[EXERCISE OBJECTIVE]: Each entry below is to be given again word for word, with no pictures.

▬▬▬▬▬▬▬▬▬▬

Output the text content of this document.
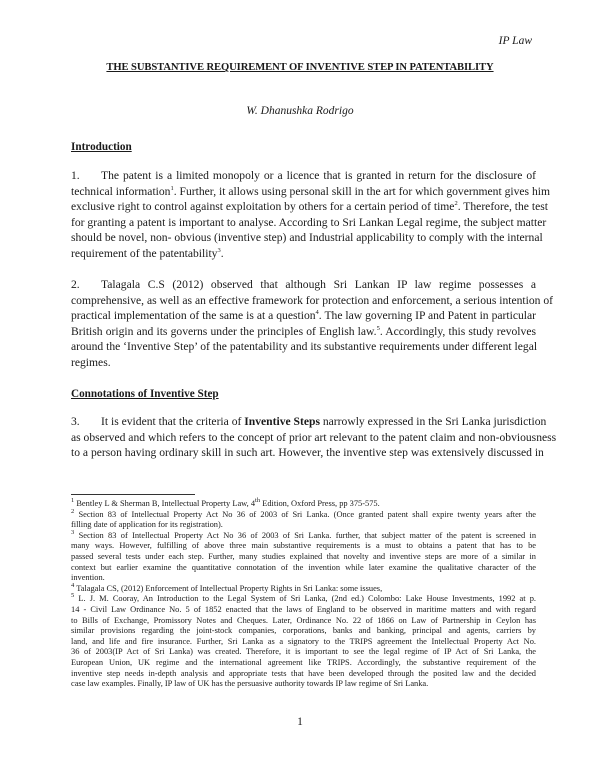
IP Law
THE SUBSTANTIVE REQUIREMENT OF INVENTIVE STEP IN PATENTABILITY
W. Dhanushka Rodrigo
Introduction
1. The patent is a limited monopoly or a licence that is granted in return for the disclosure of
technical information$^1$. Further, it allows using personal skill in the art for which government gives him
exclusive right to control against exploitation by others for a certain period of time$^2$. Therefore, the test
for granting a patent is important to analyse. According to Sri Lankan Legal regime, the subject matter
should be novel, non- obvious (inventive step) and Industrial applicability to comply with the internal
requirement of the patentability$^3$.
2. Talagala C.S (2012) observed that although Sri Lankan IP law regime possesses a
comprehensive, as well as an effective framework for protection and enforcement, a serious intention of
practical implementation of the same is at a question$^4$. The law governing IP and Patent in particular
British origin and its governs under the principles of English law.$^5$. Accordingly, this study revolves
around the ‘Inventive Step’ of the patentability and its substantive requirements under different legal
regimes.
Connotations of Inventive Step
3. It is evident that the criteria of Inventive Steps narrowly expressed in the Sri Lanka jurisdiction
as observed and which refers to the concept of prior art relevant to the patent claim and non-obviousness
to a person having ordinary skill in such art. However, the inventive step was extensively discussed in
$^1$ Bentley L & Sherman B, Intellectual Property Law, 4th Edition, Oxford Press, pp 375-575.
$^2$ Section 83 of Intellectual Property Act No 36 of 2003 of Sri Lanka. (Once granted patent shall expire twenty years after the
filling date of application for its registration).
$^3$ Section 83 of Intellectual Property Act No 36 of 2003 of Sri Lanka. further, that subject matter of the patent is screened in
many ways. However, fulfilling of above three main substantive requirements is a must to obtains a patent that has to be
passed several tests under each step. Further, many studies explained that novelty and inventive steps are more of a similar in
context but earlier examine the quantitative connotation of the invention while later examine the qualitative character of the
invention.
$^4$ Talagala CS, (2012) Enforcement of Intellectual Property Rights in Sri Lanka: some issues,
$^5$ L. J. M. Cooray, An Introduction to the Legal System of Sri Lanka, (2nd ed.) Colombo: Lake House Investments, 1992 at p.
14 - Civil Law Ordinance No. 5 of 1852 enacted that the laws of England to be observed in maritime matters and with regard
to Bills of Exchange, Promissory Notes and Cheques. Later, Ordinance No. 22 of 1866 on Law of Partnership in Ceylon has
similar provisions regarding the joint-stock companies, corporations, banks and banking, principal and agents, carriers by
land, and life and fire insurance. Further, Sri Lanka as a signatory to the TRIPS agreement the Intellectual Property Act No.
36 of 2003(IP Act of Sri Lanka) was created. Therefore, it is important to see the legal regime of IP Act of Sri Lanka, the
European Union, UK regime and the international agreement like TRIPS. Accordingly, the substantive requirement of the
inventive step needs in-depth analysis and appropriate tests that have been developed through the posited law and the decided
case law examples. Finally, IP law of UK has the persuasive authority towards IP law regime of Sri Lanka.
1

▬▬▬▬▬▬▬▬▬▬

[EXERCISE ANSWER]:
Output the text content of this document.
IP Law
THE SUBSTANTIVE REQUIREMENT OF INVENTIVE STEP IN PATENTABILITY
W. Dhanushka Rodrigo
Introduction
1. The patent is a limited monopoly or a licence that is granted in return for the disclosure of
technical information$^1$. Further, it allows using personal skill in the art for which government gives him
exclusive right to control against exploitation by others for a certain period of time$^2$. Therefore, the test
for granting a patent is important to analyse. According to Sri Lankan Legal regime, the subject matter
should be novel, non- obvious (inventive step) and Industrial applicability to comply with the internal
requirement of the patentability$^3$.
2. Talagala C.S (2012) observed that although Sri Lankan IP law regime possesses a
comprehensive, as well as an effective framework for protection and enforcement, a serious intention of
practical implementation of the same is at a question$^4$. The law governing IP and Patent in particular
British origin and its governs under the principles of English law.$^5$. Accordingly, this study revolves
around the ‘Inventive Step’ of the patentability and its substantive requirements under different legal
regimes.
Connotations of Inventive Step
3. It is evident that the criteria of Inventive Steps narrowly expressed in the Sri Lanka jurisdiction
as observed and which refers to the concept of prior art relevant to the patent claim and non-obviousness
to a person having ordinary skill in such art. However, the inventive step was extensively discussed in
$^1$ Bentley L & Sherman B, Intellectual Property Law, 4th Edition, Oxford Press, pp 375-575.
$^2$ Section 83 of Intellectual Property Act No 36 of 2003 of Sri Lanka. (Once granted patent shall expire twenty years after the
filling date of application for its registration).
$^3$ Section 83 of Intellectual Property Act No 36 of 2003 of Sri Lanka. further, that subject matter of the patent is screened in
many ways. However, fulfilling of above three main substantive requirements is a must to obtains a patent that has to be
passed several tests under each step. Further, many studies explained that novelty and inventive steps are more of a similar in
context but earlier examine the quantitative connotation of the invention while later examine the qualitative character of the
invention.
$^4$ Talagala CS, (2012) Enforcement of Intellectual Property Rights in Sri Lanka: some issues,
$^5$ L. J. M. Cooray, An Introduction to the Legal System of Sri Lanka, (2nd ed.) Colombo: Lake House Investments, 1992 at p.
14 - Civil Law Ordinance No. 5 of 1852 enacted that the laws of England to be observed in maritime matters and with regard
to Bills of Exchange, Promissory Notes and Cheques. Later, Ordinance No. 22 of 1866 on Law of Partnership in Ceylon has
similar provisions regarding the joint-stock companies, corporations, banks and banking, principal and agents, carriers by
land, and life and fire insurance. Further, Sri Lanka as a signatory to the TRIPS agreement the Intellectual Property Act No.
36 of 2003(IP Act of Sri Lanka) was created. Therefore, it is important to see the legal regime of IP Act of Sri Lanka, the
European Union, UK regime and the international agreement like TRIPS. Accordingly, the substantive requirement of the
inventive step needs in-depth analysis and appropriate tests that have been developed through the posited law and the decided
case law examples. Finally, IP law of UK has the persuasive authority towards IP law regime of Sri Lanka.
1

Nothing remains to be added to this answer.